Each line below should be reproduced without any alteration.

— START OF Supplied information —

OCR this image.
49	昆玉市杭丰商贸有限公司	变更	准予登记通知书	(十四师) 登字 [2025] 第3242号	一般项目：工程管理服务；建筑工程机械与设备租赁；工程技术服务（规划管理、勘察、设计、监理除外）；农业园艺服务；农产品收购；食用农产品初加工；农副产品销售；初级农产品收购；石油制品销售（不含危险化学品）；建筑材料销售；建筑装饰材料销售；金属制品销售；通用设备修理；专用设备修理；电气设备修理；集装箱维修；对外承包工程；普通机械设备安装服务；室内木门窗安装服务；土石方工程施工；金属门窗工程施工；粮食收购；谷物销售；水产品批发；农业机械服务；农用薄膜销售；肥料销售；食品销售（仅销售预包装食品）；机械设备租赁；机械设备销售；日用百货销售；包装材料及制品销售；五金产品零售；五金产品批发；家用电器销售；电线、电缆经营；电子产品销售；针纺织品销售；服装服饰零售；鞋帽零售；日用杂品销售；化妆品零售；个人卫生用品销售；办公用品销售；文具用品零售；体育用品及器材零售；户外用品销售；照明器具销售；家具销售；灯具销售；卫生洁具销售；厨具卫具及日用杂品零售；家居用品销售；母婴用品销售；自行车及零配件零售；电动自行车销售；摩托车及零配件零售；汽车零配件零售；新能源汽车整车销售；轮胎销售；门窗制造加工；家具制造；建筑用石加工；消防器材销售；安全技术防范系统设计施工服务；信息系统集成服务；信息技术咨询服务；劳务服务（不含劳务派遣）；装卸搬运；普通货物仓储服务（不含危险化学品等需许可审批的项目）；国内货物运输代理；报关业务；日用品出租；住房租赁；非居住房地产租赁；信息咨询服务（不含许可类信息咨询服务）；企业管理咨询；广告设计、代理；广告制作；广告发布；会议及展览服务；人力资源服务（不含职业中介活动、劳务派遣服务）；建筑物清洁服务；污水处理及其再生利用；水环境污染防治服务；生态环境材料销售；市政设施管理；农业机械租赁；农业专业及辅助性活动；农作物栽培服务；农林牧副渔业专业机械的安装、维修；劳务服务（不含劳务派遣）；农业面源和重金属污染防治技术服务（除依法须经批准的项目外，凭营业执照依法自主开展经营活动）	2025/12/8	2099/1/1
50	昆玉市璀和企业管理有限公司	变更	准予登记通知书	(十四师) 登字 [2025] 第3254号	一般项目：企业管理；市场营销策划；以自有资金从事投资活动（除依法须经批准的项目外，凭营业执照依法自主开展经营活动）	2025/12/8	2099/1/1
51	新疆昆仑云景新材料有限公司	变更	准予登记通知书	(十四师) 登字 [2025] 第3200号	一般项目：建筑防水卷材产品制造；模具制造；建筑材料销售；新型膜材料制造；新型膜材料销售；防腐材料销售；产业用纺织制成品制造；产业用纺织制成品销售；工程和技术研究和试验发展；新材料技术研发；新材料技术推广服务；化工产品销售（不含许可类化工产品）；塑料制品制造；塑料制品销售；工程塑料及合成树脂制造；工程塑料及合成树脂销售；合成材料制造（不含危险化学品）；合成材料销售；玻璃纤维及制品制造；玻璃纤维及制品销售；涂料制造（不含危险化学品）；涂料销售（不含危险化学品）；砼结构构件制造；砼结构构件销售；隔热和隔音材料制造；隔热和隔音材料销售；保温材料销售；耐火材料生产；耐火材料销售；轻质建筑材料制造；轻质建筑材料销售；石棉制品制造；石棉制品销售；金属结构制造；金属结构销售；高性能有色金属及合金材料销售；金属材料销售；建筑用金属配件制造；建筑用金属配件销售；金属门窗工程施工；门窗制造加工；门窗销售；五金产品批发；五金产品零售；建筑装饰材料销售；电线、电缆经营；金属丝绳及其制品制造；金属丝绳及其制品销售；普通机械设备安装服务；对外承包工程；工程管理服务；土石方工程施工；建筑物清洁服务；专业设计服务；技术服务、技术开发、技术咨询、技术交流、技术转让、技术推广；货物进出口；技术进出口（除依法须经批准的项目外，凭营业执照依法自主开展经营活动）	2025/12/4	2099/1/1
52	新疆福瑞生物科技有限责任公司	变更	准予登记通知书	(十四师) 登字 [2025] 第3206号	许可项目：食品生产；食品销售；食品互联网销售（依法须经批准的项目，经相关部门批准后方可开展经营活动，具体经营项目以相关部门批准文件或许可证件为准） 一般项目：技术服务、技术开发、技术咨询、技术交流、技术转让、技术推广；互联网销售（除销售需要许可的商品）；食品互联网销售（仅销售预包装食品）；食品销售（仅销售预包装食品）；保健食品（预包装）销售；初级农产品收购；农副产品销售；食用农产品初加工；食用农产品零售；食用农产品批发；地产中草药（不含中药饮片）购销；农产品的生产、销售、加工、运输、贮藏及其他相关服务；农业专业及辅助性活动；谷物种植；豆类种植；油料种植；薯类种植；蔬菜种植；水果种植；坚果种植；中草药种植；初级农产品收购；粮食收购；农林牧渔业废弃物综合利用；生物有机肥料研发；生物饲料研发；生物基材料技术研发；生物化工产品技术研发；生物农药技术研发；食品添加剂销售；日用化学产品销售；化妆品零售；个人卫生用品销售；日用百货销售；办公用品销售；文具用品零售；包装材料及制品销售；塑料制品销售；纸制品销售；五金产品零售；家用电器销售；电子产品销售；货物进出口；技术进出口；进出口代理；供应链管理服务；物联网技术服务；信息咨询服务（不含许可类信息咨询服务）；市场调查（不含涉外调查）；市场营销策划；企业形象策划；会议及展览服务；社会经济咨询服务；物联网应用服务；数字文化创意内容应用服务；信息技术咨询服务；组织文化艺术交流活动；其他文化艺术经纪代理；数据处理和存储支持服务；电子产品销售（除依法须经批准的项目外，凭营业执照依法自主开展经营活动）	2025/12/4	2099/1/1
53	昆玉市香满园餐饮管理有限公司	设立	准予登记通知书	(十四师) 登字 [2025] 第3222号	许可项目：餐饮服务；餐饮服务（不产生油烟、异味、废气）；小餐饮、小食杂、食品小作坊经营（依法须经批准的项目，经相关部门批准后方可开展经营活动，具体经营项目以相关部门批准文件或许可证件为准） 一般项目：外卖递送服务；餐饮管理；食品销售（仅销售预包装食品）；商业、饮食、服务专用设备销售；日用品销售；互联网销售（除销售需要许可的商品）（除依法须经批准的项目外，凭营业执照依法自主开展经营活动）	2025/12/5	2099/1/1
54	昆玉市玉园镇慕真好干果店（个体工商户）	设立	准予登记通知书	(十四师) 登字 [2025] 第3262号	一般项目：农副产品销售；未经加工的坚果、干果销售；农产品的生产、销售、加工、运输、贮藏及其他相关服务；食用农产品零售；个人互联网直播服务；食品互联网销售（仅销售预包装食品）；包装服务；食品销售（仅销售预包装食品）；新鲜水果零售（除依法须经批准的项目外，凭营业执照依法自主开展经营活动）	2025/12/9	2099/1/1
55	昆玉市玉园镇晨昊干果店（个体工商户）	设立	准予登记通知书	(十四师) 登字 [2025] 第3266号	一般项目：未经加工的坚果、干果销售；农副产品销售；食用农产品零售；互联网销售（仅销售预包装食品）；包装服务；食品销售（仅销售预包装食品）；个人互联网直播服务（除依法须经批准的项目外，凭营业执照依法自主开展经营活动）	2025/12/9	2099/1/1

— END OF Supplied information —

◆ The result:
OCR this image.
49	昆玉市杭丰商贸有限公司	变更	准予登记通知书	(十四师) 登字 [2025] 第3242号	一般项目：工程管理服务；建筑工程机械与设备租赁；工程技术服务（规划管理、勘察、设计、监理除外）；农业园艺服务；农产品收购；食用农产品初加工；农副产品销售；初级农产品收购；石油制品销售（不含危险化学品）；建筑材料销售；建筑装饰材料销售；金属制品销售；通用设备修理；专用设备修理；电气设备修理；集装箱维修；对外承包工程；普通机械设备安装服务；室内木门窗安装服务；土石方工程施工；金属门窗工程施工；粮食收购；谷物销售；水产品批发；农业机械服务；农用薄膜销售；肥料销售；食品销售（仅销售预包装食品）；机械设备租赁；机械设备销售；日用百货销售；包装材料及制品销售；五金产品零售；五金产品批发；家用电器销售；电线、电缆经营；电子产品销售；针纺织品销售；服装服饰零售；鞋帽零售；日用杂品销售；化妆品零售；个人卫生用品销售；办公用品销售；文具用品零售；体育用品及器材零售；户外用品销售；照明器具销售；家具销售；灯具销售；卫生洁具销售；厨具卫具及日用杂品零售；家居用品销售；母婴用品销售；自行车及零配件零售；电动自行车销售；摩托车及零配件零售；汽车零配件零售；新能源汽车整车销售；轮胎销售；门窗制造加工；家具制造；建筑用石加工；消防器材销售；安全技术防范系统设计施工服务；信息系统集成服务；信息技术咨询服务；劳务服务（不含劳务派遣）；装卸搬运；普通货物仓储服务（不含危险化学品等需许可审批的项目）；国内货物运输代理；报关业务；日用品出租；住房租赁；非居住房地产租赁；信息咨询服务（不含许可类信息咨询服务）；企业管理咨询；广告设计、代理；广告制作；广告发布；会议及展览服务；人力资源服务（不含职业中介活动、劳务派遣服务）；建筑物清洁服务；污水处理及其再生利用；水环境污染防治服务；生态环境材料销售；市政设施管理；农业机械租赁；农业专业及辅助性活动；农作物栽培服务；农林牧副渔业专业机械的安装、维修；劳务服务（不含劳务派遣）；农业面源和重金属污染防治技术服务（除依法须经批准的项目外，凭营业执照依法自主开展经营活动）	2025/12/8	2099/1/1
50	昆玉市璀和企业管理有限公司	变更	准予登记通知书	(十四师) 登字 [2025] 第3254号	一般项目：企业管理；市场营销策划；以自有资金从事投资活动（除依法须经批准的项目外，凭营业执照依法自主开展经营活动）	2025/12/8	2099/1/1
51	新疆昆仑云景新材料有限公司	变更	准予登记通知书	(十四师) 登字 [2025] 第3200号	一般项目：建筑防水卷材产品制造；模具制造；建筑材料销售；新型膜材料制造；新型膜材料销售；防腐材料销售；产业用纺织制成品制造；产业用纺织制成品销售；工程和技术研究和试验发展；新材料技术研发；新材料技术推广服务；化工产品销售（不含许可类化工产品）；塑料制品制造；塑料制品销售；工程塑料及合成树脂制造；工程塑料及合成树脂销售；合成材料制造（不含危险化学品）；合成材料销售；玻璃纤维及制品制造；玻璃纤维及制品销售；涂料制造（不含危险化学品）；涂料销售（不含危险化学品）；砼结构构件制造；砼结构构件销售；隔热和隔音材料制造；隔热和隔音材料销售；保温材料销售；耐火材料生产；耐火材料销售；轻质建筑材料制造；轻质建筑材料销售；石棉制品制造；石棉制品销售；金属结构制造；金属结构销售；高性能有色金属及合金材料销售；金属材料销售；建筑用金属配件制造；建筑用金属配件销售；金属门窗工程施工；门窗制造加工；门窗销售；五金产品批发；五金产品零售；建筑装饰材料销售；电线、电缆经营；金属丝绳及其制品制造；金属丝绳及其制品销售；普通机械设备安装服务；对外承包工程；工程管理服务；土石方工程施工；建筑物清洁服务；专业设计服务；技术服务、技术开发、技术咨询、技术交流、技术转让、技术推广；货物进出口；技术进出口（除依法须经批准的项目外，凭营业执照依法自主开展经营活动）	2025/12/4	2099/1/1
52	新疆福瑞生物科技有限责任公司	变更	准予登记通知书	(十四师) 登字 [2025] 第3206号	许可项目：食品生产；食品销售；食品互联网销售（依法须经批准的项目，经相关部门批准后方可开展经营活动，具体经营项目以相关部门批准文件或许可证件为准） 一般项目：技术服务、技术开发、技术咨询、技术交流、技术转让、技术推广；互联网销售（除销售需要许可的商品）；食品互联网销售（仅销售预包装食品）；食品销售（仅销售预包装食品）；保健食品（预包装）销售；初级农产品收购；农副产品销售；食用农产品初加工；食用农产品零售；食用农产品批发；地产中草药（不含中药饮片）购销；农产品的生产、销售、加工、运输、贮藏及其他相关服务；农业专业及辅助性活动；谷物种植；豆类种植；油料种植；薯类种植；蔬菜种植；水果种植；坚果种植；中草药种植；初级农产品收购；粮食收购；农林牧渔业废弃物综合利用；生物有机肥料研发；生物饲料研发；生物基材料技术研发；生物化工产品技术研发；生物农药技术研发；食品添加剂销售；日用化学产品销售；化妆品零售；个人卫生用品销售；日用百货销售；办公用品销售；文具用品零售；包装材料及制品销售；塑料制品销售；纸制品销售；五金产品零售；家用电器销售；电子产品销售；货物进出口；技术进出口；进出口代理；供应链管理服务；物联网技术服务；信息咨询服务（不含许可类信息咨询服务）；市场调查（不含涉外调查）；市场营销策划；企业形象策划；会议及展览服务；社会经济咨询服务；物联网应用服务；数字文化创意内容应用服务；信息技术咨询服务；组织文化艺术交流活动；其他文化艺术经纪代理；数据处理和存储支持服务；电子产品销售（除依法须经批准的项目外，凭营业执照依法自主开展经营活动）	2025/12/4	2099/1/1
53	昆玉市香满园餐饮管理有限公司	设立	准予登记通知书	(十四师) 登字 [2025] 第3222号	许可项目：餐饮服务；餐饮服务（不产生油烟、异味、废气）；小餐饮、小食杂、食品小作坊经营（依法须经批准的项目，经相关部门批准后方可开展经营活动，具体经营项目以相关部门批准文件或许可证件为准） 一般项目：外卖递送服务；餐饮管理；食品销售（仅销售预包装食品）；商业、饮食、服务专用设备销售；日用品销售；互联网销售（除销售需要许可的商品）（除依法须经批准的项目外，凭营业执照依法自主开展经营活动）	2025/12/5	2099/1/1
54	昆玉市玉园镇慕真好干果店（个体工商户）	设立	准予登记通知书	(十四师) 登字 [2025] 第3262号	一般项目：农副产品销售；未经加工的坚果、干果销售；农产品的生产、销售、加工、运输、贮藏及其他相关服务；食用农产品零售；个人互联网直播服务；食品互联网销售（仅销售预包装食品）；包装服务；食品销售（仅销售预包装食品）；新鲜水果零售（除依法须经批准的项目外，凭营业执照依法自主开展经营活动）	2025/12/9	2099/1/1
55	昆玉市玉园镇晨昊干果店（个体工商户）	设立	准予登记通知书	(十四师) 登字 [2025] 第3266号	一般项目：未经加工的坚果、干果销售；农副产品销售；食用农产品零售；互联网销售（仅销售预包装食品）；包装服务；食品销售（仅销售预包装食品）；个人互联网直播服务（除依法须经批准的项目外，凭营业执照依法自主开展经营活动）	2025/12/9	2099/1/1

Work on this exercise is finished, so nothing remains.